▶ [Task details]: Can you change "paragraph-line" to "text-line" throughout the rows below, leaving everything else as it is and omitting the pictures?

▶ [Record set]:
▬▬▬▬▬▬▬▬▬▬
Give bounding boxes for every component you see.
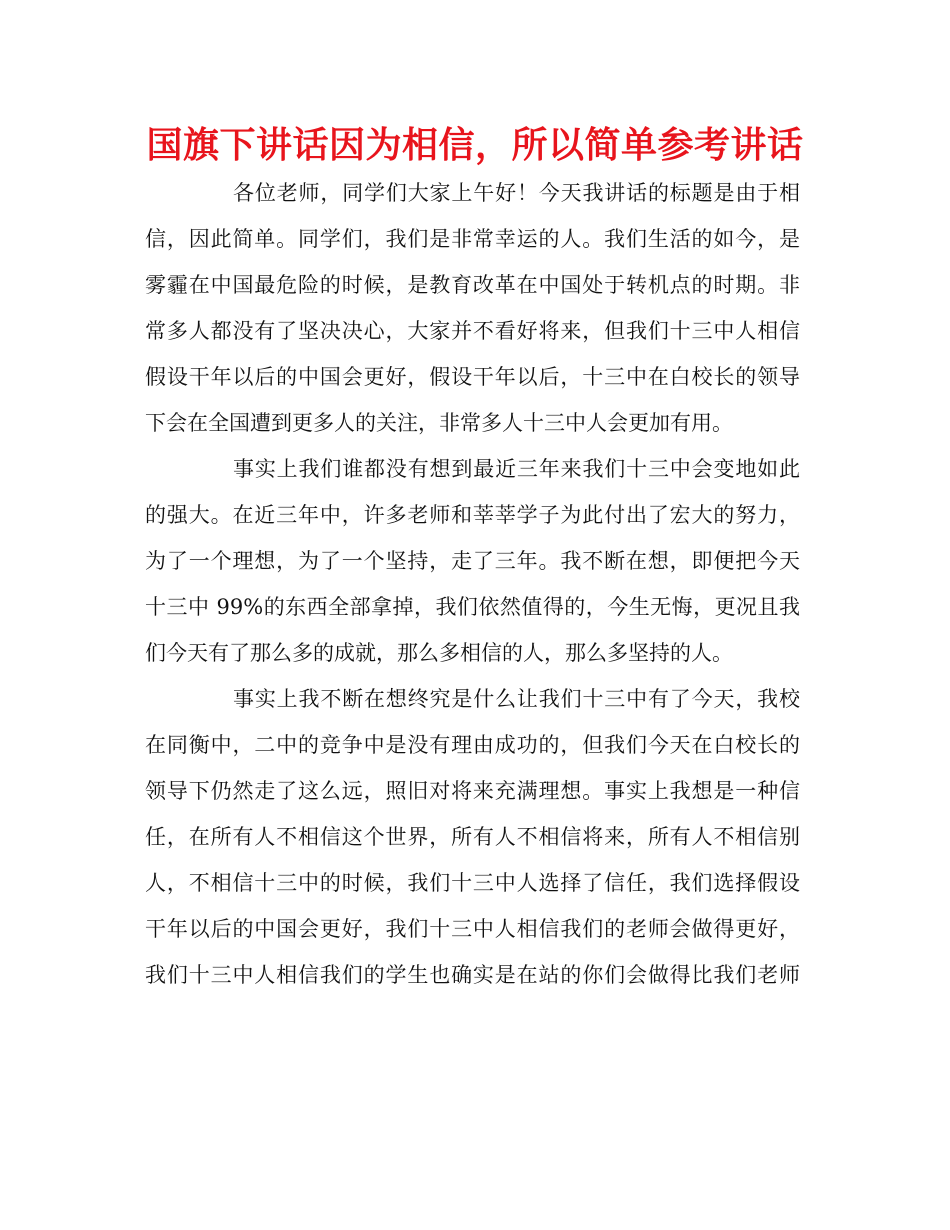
paragraph-line: 领导下仍然走了这么远，照旧对将来充满理想。事实上我想是一种信 — [145, 779, 800, 803]
paragraph-line: 事实上我不断在想终究是什么让我们十三中有了今天，我校 — [233, 687, 800, 711]
paragraph-line: 我们十三中人相信我们的学生也确实是在站的你们会做得比我们老师 — [145, 963, 800, 987]
document-body — [145, 170, 800, 998]
paragraph-line: 十三中 99%的东西全部拿掉，我们依然值得的，今生无悔，更况且我 — [145, 595, 800, 619]
paragraph-line: 们今天有了那么多的成就，那么多相信的人，那么多坚持的人。 — [145, 641, 733, 665]
paragraph-line: 干年以后的中国会更好，我们十三中人相信我们的老师会做得更好， — [145, 917, 800, 941]
paragraph — [145, 446, 800, 676]
document-title: 国旗下讲话因为相信，所以简单参考讲话 — [146, 125, 804, 166]
paragraph-line: 下会在全国遭到更多人的关注，非常多人十三中人会更加有用。 — [145, 411, 733, 435]
paragraph-line: 在同衡中，二中的竞争中是没有理由成功的，但我们今天在白校长的 — [145, 733, 800, 757]
paragraph — [145, 676, 800, 998]
paragraph-line: 假设干年以后的中国会更好，假设干年以后，十三中在白校长的领导 — [145, 365, 800, 389]
paragraph-line: 信，因此简单。同学们，我们是非常幸运的人。我们生活的如今，是 — [145, 227, 800, 251]
paragraph-line: 各位老师，同学们大家上午好！今天我讲话的标题是由于相 — [233, 181, 800, 205]
paragraph-line: 的强大。在近三年中，许多老师和莘莘学子为此付出了宏大的努力， — [145, 503, 800, 527]
paragraph-line: 常多人都没有了坚决决心，大家并不看好将来，但我们十三中人相信 — [145, 319, 800, 343]
paragraph-line: 事实上我们谁都没有想到最近三年来我们十三中会变地如此 — [233, 457, 800, 481]
paragraph-line: 为了一个理想，为了一个坚持，走了三年。我不断在想，即便把今天 — [145, 549, 800, 573]
paragraph-line: 雾霾在中国最危险的时候，是教育改革在中国处于转机点的时期。非 — [145, 273, 800, 297]
paragraph — [145, 170, 800, 446]
paragraph-line: 任，在所有人不相信这个世界，所有人不相信将来，所有人不相信别 — [145, 825, 800, 849]
paragraph-line: 人，不相信十三中的时候，我们十三中人选择了信任，我们选择假设 — [145, 871, 800, 895]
▬▬▬▬▬▬▬▬▬▬
▶ [Task solution]:
Give bounding boxes for every component you see.
text-line: 领导下仍然走了这么远，照旧对将来充满理想。事实上我想是一种信 — [145, 779, 800, 803]
text-line: 事实上我不断在想终究是什么让我们十三中有了今天，我校 — [233, 687, 800, 711]
text-line: 我们十三中人相信我们的学生也确实是在站的你们会做得比我们老师 — [145, 963, 800, 987]
document-body — [145, 170, 800, 998]
text-line: 十三中 99%的东西全部拿掉，我们依然值得的，今生无悔，更况且我 — [145, 595, 800, 619]
text-line: 们今天有了那么多的成就，那么多相信的人，那么多坚持的人。 — [145, 641, 733, 665]
text-line: 干年以后的中国会更好，我们十三中人相信我们的老师会做得更好， — [145, 917, 800, 941]
paragraph — [145, 446, 800, 676]
document-title: 国旗下讲话因为相信，所以简单参考讲话 — [146, 125, 804, 166]
text-line: 下会在全国遭到更多人的关注，非常多人十三中人会更加有用。 — [145, 411, 733, 435]
text-line: 在同衡中，二中的竞争中是没有理由成功的，但我们今天在白校长的 — [145, 733, 800, 757]
paragraph — [145, 676, 800, 998]
text-line: 假设干年以后的中国会更好，假设干年以后，十三中在白校长的领导 — [145, 365, 800, 389]
text-line: 信，因此简单。同学们，我们是非常幸运的人。我们生活的如今，是 — [145, 227, 800, 251]
text-line: 各位老师，同学们大家上午好！今天我讲话的标题是由于相 — [233, 181, 800, 205]
text-line: 的强大。在近三年中，许多老师和莘莘学子为此付出了宏大的努力， — [145, 503, 800, 527]
text-line: 常多人都没有了坚决决心，大家并不看好将来，但我们十三中人相信 — [145, 319, 800, 343]
text-line: 事实上我们谁都没有想到最近三年来我们十三中会变地如此 — [233, 457, 800, 481]
text-line: 为了一个理想，为了一个坚持，走了三年。我不断在想，即便把今天 — [145, 549, 800, 573]
text-line: 雾霾在中国最危险的时候，是教育改革在中国处于转机点的时期。非 — [145, 273, 800, 297]
paragraph — [145, 170, 800, 446]
text-line: 任，在所有人不相信这个世界，所有人不相信将来，所有人不相信别 — [145, 825, 800, 849]
text-line: 人，不相信十三中的时候，我们十三中人选择了信任，我们选择假设 — [145, 871, 800, 895]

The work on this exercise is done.